Instructions for the task: Pull out every line below containing the word "pack".
::::::
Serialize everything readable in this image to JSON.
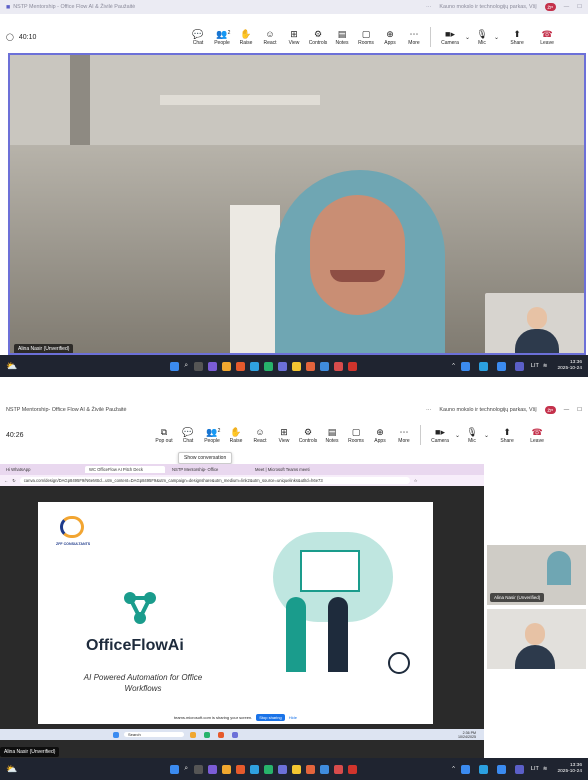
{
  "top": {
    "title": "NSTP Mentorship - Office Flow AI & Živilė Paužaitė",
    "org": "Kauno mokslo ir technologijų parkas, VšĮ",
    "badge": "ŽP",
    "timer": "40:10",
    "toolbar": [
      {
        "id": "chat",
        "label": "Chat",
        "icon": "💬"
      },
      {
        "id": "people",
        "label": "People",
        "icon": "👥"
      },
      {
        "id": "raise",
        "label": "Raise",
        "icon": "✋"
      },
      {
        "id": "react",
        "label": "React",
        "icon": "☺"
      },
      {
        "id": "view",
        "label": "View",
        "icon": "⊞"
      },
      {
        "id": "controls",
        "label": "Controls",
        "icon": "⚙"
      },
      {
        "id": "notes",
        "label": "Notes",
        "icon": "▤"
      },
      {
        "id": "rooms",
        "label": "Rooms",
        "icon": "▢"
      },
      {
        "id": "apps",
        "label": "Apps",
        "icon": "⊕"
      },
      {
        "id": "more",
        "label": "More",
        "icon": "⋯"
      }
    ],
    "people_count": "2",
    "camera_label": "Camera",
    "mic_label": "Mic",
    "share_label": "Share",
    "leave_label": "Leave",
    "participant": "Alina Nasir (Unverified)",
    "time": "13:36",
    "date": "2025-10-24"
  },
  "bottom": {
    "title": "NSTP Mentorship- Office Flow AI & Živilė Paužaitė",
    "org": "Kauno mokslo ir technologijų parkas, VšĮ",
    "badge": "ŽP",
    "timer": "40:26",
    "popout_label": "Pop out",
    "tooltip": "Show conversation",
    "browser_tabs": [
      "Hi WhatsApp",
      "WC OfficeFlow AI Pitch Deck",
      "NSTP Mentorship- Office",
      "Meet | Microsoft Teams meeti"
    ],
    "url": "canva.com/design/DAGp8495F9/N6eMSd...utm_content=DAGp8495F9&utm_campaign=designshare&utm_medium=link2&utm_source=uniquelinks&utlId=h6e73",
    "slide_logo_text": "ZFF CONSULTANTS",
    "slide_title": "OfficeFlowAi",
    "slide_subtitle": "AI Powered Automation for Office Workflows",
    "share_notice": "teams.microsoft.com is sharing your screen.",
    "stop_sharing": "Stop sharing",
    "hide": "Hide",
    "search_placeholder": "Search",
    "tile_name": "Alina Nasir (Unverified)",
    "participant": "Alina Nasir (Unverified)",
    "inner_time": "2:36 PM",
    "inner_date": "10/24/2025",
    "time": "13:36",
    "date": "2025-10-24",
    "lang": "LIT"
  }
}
::::::
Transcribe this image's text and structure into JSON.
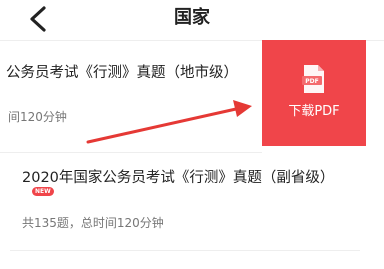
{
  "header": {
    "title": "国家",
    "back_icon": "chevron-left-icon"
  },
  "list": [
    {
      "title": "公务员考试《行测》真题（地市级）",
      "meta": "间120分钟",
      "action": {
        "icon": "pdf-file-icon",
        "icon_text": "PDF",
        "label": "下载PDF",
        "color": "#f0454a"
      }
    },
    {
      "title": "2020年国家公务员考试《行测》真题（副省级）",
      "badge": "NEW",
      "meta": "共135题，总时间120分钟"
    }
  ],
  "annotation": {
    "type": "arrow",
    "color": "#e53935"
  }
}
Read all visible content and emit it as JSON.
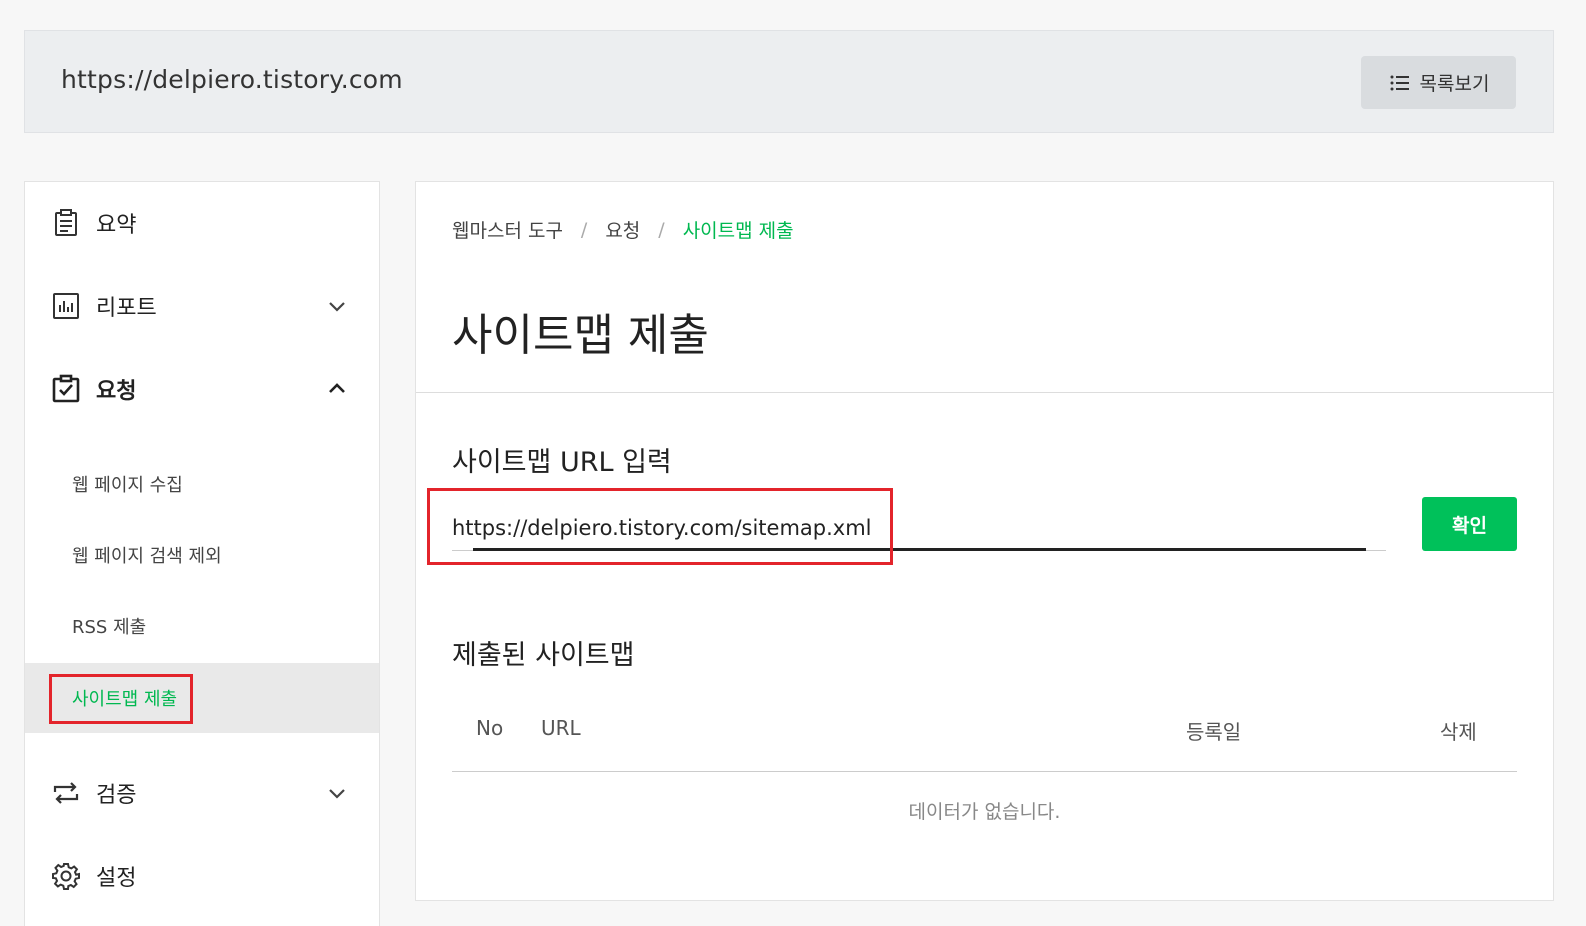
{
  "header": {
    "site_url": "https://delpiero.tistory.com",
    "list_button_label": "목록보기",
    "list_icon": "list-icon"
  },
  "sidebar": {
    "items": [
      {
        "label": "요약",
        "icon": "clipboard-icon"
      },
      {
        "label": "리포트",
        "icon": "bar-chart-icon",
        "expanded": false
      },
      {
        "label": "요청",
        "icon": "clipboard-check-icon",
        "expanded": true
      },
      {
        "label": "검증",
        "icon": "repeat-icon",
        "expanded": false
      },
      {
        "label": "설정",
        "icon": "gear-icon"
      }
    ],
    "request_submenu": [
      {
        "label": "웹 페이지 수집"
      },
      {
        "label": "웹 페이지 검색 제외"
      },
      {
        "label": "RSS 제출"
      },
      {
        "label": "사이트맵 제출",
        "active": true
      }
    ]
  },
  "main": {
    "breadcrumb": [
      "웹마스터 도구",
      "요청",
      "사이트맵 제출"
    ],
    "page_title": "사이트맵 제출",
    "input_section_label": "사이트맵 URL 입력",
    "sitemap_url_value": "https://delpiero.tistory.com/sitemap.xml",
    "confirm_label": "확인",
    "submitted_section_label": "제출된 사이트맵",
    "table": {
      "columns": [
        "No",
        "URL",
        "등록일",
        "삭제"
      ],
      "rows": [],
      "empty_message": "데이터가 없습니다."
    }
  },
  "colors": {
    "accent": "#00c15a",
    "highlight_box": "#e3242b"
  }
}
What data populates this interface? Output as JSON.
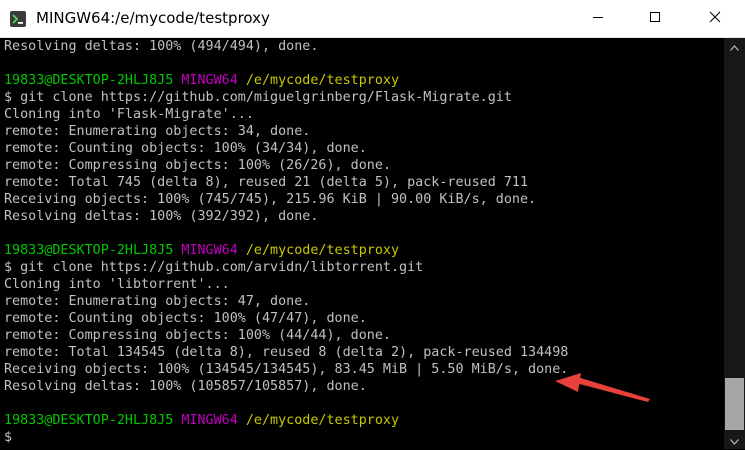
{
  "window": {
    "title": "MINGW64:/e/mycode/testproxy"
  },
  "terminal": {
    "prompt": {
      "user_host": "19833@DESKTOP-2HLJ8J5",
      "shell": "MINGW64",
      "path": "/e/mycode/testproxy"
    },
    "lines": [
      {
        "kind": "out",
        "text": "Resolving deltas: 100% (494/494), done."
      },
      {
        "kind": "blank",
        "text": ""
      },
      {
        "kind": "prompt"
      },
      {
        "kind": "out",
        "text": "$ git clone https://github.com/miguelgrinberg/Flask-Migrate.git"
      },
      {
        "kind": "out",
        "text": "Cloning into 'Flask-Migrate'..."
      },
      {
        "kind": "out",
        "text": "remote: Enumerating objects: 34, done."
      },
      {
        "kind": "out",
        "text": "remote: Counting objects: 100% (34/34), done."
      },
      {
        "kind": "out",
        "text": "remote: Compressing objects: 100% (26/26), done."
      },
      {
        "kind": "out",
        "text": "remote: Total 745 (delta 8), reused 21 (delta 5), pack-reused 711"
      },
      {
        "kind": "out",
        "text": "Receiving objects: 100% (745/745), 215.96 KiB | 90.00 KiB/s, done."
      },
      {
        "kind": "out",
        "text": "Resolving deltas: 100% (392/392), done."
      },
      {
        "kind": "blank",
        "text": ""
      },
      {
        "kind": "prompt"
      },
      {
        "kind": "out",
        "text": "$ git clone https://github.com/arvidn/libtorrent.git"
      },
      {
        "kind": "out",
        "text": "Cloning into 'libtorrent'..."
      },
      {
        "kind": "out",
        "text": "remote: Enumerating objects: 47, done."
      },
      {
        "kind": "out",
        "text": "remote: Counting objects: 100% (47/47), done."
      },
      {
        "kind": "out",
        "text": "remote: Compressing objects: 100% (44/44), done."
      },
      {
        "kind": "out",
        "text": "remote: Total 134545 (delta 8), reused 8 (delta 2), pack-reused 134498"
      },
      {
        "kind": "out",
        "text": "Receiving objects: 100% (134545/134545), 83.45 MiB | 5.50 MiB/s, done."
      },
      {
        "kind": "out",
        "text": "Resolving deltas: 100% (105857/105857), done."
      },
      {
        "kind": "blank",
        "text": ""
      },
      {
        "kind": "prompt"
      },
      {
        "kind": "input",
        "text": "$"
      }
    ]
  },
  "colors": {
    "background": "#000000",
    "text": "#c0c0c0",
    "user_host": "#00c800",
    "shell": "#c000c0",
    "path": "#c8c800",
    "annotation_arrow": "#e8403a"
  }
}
::::::
Correct output:
        "text": "remote: Total 745 (delta 8), reused 21 (delta 5), pack-reused 711"
        "text": "remote: Total 134545 (delta 8), reused 8 (delta 2), pack-reused 134498"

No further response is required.